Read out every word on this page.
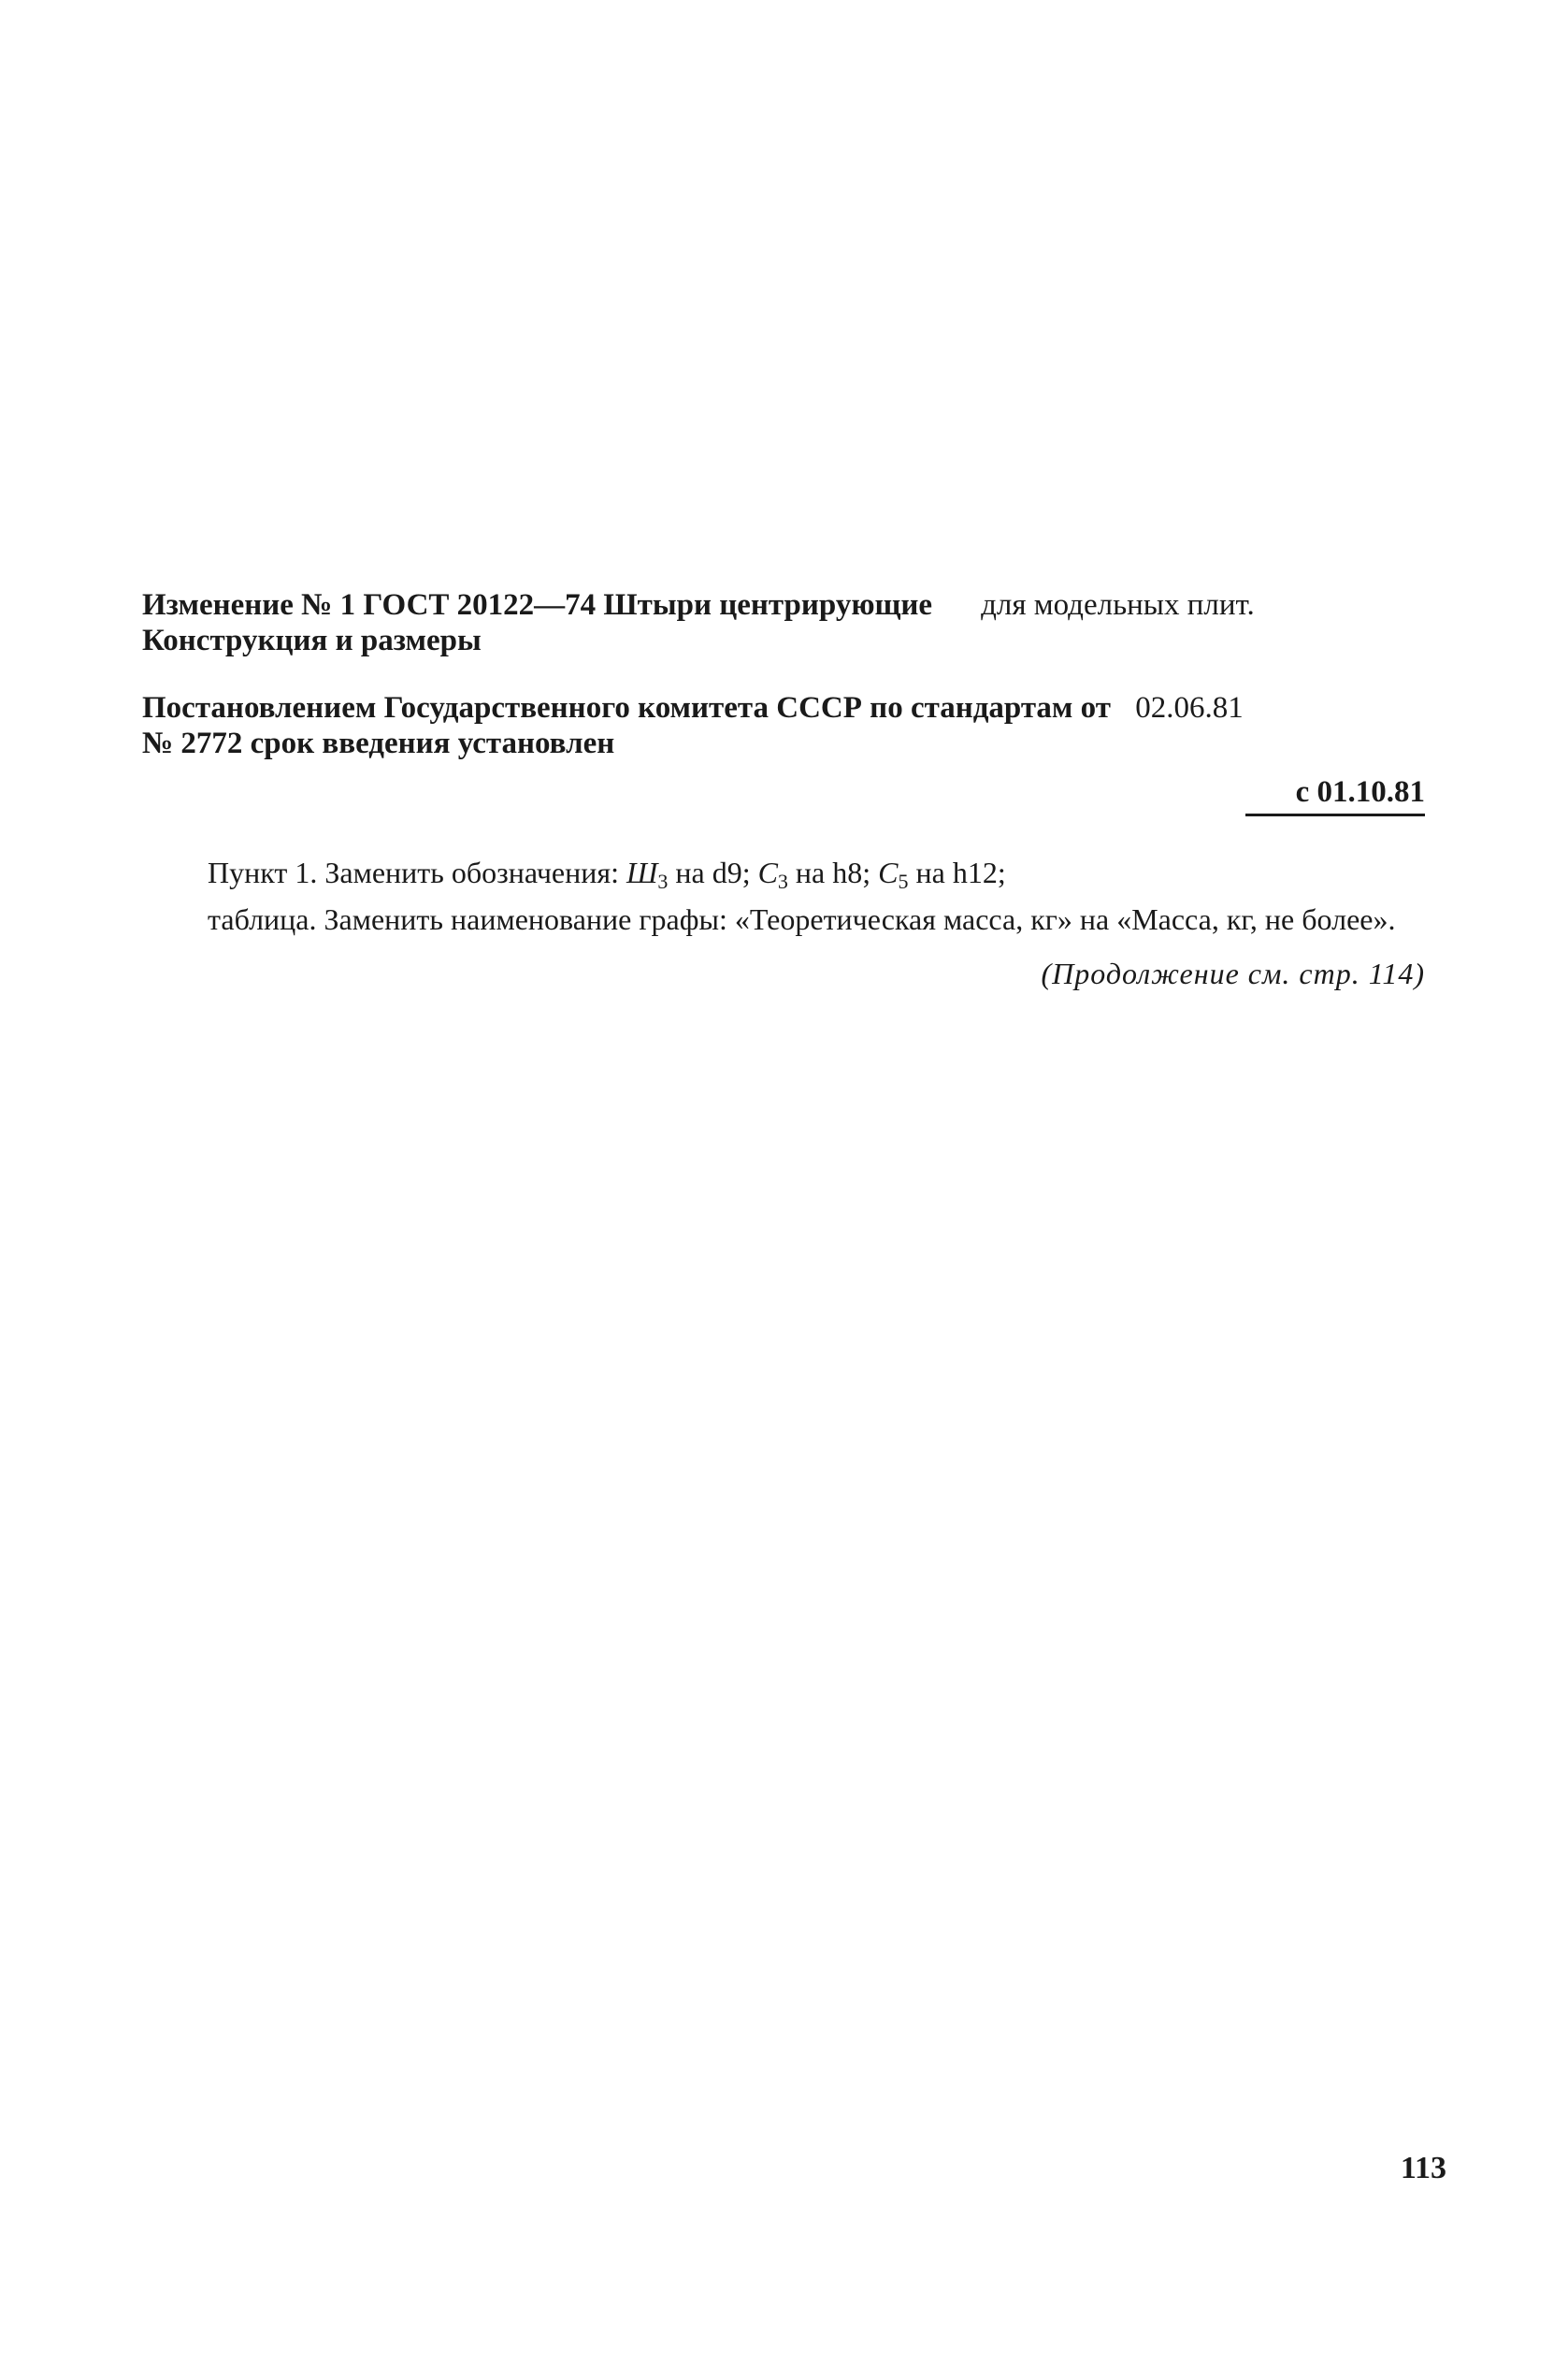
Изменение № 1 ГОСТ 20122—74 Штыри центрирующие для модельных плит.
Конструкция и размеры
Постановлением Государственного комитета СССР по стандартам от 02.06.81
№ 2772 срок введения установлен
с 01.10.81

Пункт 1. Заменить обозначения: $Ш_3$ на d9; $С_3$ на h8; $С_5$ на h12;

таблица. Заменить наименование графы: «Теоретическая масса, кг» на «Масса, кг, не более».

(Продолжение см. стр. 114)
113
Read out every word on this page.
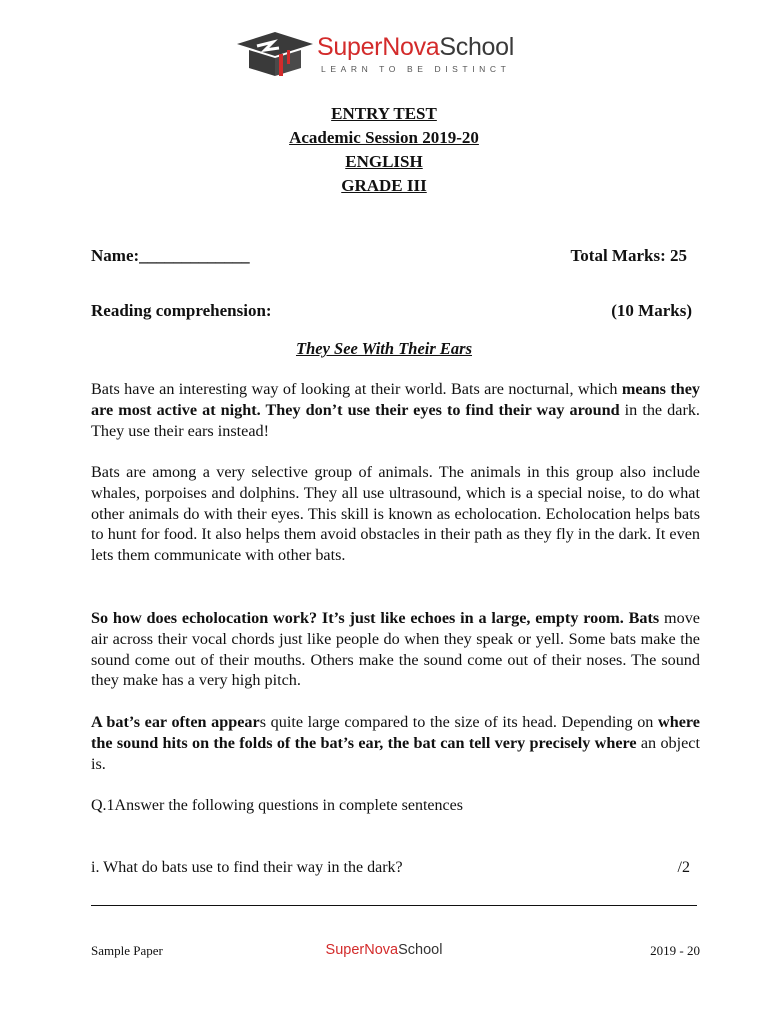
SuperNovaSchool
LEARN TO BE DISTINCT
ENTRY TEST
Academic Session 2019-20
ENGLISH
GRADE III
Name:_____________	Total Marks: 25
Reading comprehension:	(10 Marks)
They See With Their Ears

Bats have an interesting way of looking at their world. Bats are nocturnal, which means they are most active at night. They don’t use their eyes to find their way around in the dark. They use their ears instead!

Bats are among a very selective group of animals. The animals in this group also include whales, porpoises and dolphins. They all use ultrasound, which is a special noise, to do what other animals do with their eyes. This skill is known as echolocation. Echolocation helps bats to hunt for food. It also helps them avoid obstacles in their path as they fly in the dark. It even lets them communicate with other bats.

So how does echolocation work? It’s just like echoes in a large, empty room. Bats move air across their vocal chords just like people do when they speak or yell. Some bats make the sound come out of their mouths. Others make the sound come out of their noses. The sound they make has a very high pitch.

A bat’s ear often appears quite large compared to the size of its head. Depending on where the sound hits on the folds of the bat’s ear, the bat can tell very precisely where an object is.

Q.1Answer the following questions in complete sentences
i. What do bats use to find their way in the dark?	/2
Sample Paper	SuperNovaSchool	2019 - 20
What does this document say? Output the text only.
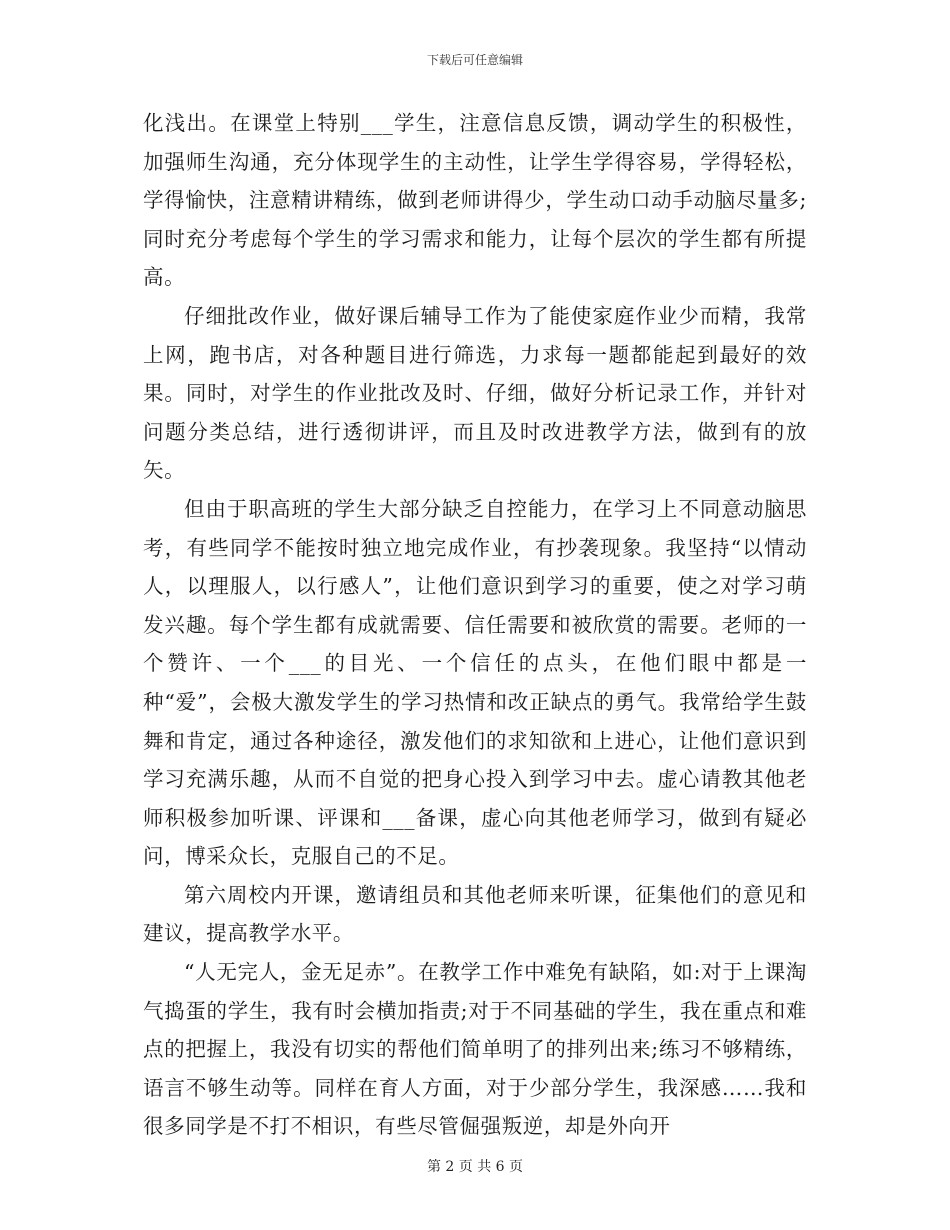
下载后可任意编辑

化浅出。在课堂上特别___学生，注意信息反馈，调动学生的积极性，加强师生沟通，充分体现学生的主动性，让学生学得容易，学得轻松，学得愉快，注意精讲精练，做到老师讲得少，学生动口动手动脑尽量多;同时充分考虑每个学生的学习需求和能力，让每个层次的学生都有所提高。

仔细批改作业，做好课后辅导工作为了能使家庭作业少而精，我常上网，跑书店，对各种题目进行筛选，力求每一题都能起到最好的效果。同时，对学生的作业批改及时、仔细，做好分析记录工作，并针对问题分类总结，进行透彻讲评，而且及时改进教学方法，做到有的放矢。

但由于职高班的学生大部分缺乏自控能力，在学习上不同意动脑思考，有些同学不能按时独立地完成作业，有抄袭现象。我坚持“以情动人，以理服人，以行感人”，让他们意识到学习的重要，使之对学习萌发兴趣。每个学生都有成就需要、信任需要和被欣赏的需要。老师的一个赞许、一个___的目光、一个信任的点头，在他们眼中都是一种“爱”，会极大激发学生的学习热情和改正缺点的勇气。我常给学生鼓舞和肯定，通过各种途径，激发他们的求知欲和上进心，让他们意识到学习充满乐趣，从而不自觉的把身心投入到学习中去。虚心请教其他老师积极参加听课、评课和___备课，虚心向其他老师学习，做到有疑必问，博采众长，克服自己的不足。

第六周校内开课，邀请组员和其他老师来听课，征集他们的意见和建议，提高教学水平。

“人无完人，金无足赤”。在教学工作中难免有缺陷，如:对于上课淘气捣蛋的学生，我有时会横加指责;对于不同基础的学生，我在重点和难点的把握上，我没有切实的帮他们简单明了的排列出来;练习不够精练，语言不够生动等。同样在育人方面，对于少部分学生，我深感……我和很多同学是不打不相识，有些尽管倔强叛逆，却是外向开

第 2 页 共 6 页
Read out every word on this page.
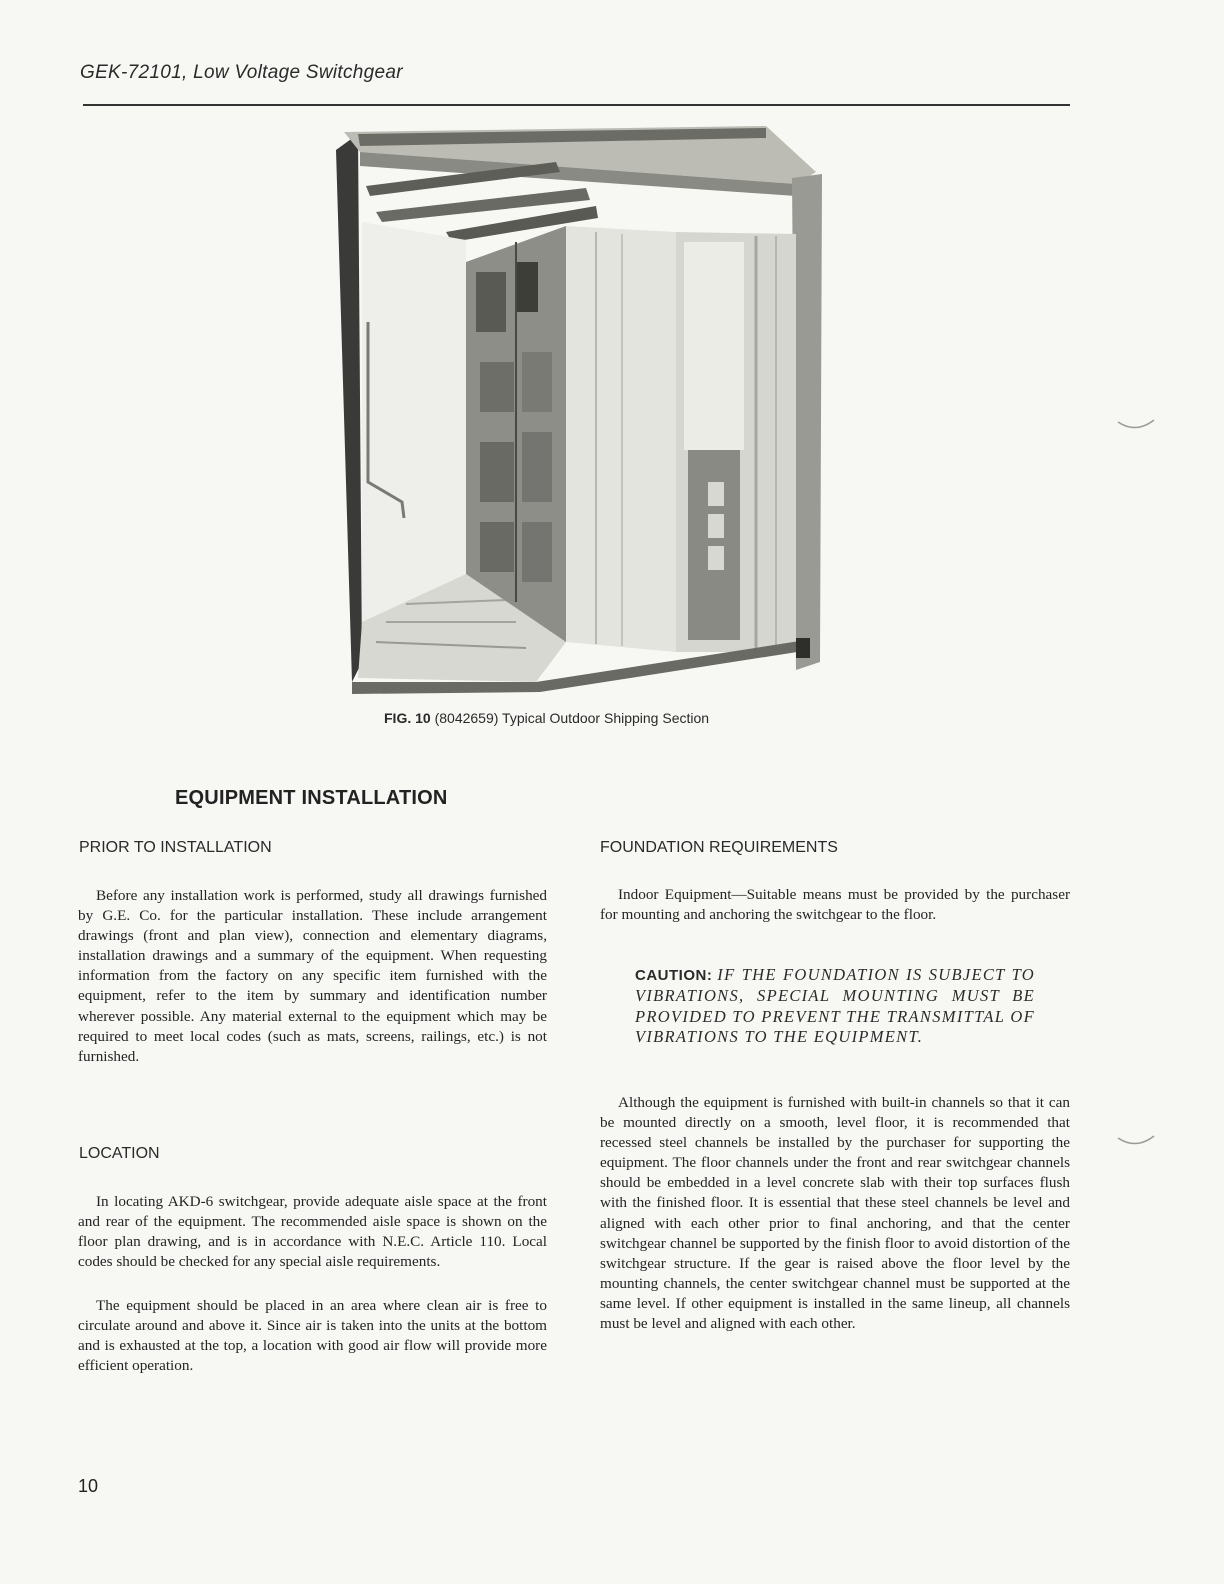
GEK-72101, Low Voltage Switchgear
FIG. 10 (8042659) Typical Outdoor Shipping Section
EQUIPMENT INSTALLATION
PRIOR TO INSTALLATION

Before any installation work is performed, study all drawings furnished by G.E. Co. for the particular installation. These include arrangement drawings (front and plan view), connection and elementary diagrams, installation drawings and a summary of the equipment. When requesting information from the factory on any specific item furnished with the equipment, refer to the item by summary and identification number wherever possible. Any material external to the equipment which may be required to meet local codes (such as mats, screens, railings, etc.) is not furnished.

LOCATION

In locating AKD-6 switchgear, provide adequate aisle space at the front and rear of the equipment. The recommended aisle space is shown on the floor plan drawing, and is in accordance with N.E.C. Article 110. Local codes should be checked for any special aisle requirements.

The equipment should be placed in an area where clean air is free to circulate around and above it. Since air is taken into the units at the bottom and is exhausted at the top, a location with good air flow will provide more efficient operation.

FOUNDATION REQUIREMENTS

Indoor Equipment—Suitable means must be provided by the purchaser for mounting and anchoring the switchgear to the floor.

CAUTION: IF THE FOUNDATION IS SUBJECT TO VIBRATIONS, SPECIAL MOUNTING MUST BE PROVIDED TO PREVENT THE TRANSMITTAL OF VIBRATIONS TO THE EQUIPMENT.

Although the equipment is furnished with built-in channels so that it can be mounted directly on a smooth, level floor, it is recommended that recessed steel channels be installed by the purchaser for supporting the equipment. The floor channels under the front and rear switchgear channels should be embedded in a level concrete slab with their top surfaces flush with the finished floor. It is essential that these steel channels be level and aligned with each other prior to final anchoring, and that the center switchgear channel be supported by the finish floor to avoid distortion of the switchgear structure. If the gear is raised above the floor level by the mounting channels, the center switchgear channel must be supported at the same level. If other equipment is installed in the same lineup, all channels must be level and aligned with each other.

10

- _What is asked_
Go through the entries and return each line where the word "means" appears.

- _Task solution_
Bats have an interesting way of looking at their world. Bats are nocturnal, which means they are most active at night. They don’t use their eyes to find their way around in the dark. They use their ears instead!
Indoor Equipment—Suitable means must be provided by the purchaser for mounting and anchoring the switchgear to the floor.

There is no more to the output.